Stored data entries:
* * * * * * * * *

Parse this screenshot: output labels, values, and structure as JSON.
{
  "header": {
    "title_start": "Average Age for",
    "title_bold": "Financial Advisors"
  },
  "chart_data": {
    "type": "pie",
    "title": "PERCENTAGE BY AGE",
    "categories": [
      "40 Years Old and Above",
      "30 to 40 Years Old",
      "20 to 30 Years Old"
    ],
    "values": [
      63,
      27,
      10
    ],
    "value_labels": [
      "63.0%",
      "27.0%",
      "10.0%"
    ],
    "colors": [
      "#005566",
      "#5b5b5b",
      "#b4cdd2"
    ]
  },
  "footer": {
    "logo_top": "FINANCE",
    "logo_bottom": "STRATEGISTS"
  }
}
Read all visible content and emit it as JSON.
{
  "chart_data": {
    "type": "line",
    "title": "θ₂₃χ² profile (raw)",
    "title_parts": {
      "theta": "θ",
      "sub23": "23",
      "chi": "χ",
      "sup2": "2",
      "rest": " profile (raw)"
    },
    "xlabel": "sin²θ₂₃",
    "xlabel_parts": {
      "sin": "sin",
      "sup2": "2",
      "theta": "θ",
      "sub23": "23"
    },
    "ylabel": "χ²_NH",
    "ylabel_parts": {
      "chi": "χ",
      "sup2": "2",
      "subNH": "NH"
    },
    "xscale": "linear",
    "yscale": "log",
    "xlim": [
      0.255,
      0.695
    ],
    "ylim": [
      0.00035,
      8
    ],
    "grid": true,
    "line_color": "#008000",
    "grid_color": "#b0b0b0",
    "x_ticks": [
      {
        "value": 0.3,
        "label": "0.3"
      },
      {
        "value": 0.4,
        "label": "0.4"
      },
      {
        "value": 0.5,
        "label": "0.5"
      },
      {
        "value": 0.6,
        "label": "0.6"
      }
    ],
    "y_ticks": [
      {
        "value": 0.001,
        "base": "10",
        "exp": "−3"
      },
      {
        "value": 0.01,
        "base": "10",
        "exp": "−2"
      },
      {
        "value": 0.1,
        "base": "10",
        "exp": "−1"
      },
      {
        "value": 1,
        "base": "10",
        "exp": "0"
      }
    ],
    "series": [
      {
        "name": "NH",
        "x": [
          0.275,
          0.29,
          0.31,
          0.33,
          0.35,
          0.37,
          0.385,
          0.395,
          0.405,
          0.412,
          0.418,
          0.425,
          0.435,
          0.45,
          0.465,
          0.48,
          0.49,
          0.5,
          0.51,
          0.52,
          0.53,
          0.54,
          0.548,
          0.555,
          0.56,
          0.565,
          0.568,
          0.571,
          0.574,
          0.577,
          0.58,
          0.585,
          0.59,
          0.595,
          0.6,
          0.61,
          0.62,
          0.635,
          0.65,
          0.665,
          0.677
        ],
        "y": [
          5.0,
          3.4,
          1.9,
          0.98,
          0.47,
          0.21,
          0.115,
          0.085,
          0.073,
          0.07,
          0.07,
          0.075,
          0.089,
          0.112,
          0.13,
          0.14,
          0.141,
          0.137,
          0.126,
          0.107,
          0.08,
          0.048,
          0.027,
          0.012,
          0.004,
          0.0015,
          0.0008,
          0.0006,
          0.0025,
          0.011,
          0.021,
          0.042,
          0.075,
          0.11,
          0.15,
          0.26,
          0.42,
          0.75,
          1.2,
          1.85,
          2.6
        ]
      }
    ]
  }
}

* * * * * * * * *

- WHAT THE EXERCISE ASKS
Pull out each line of the listing that holds the string "Years".

- EXERCISE RESPONSE
      "40 Years Old and Above",
      "30 to 40 Years Old",
      "20 to 30 Years Old"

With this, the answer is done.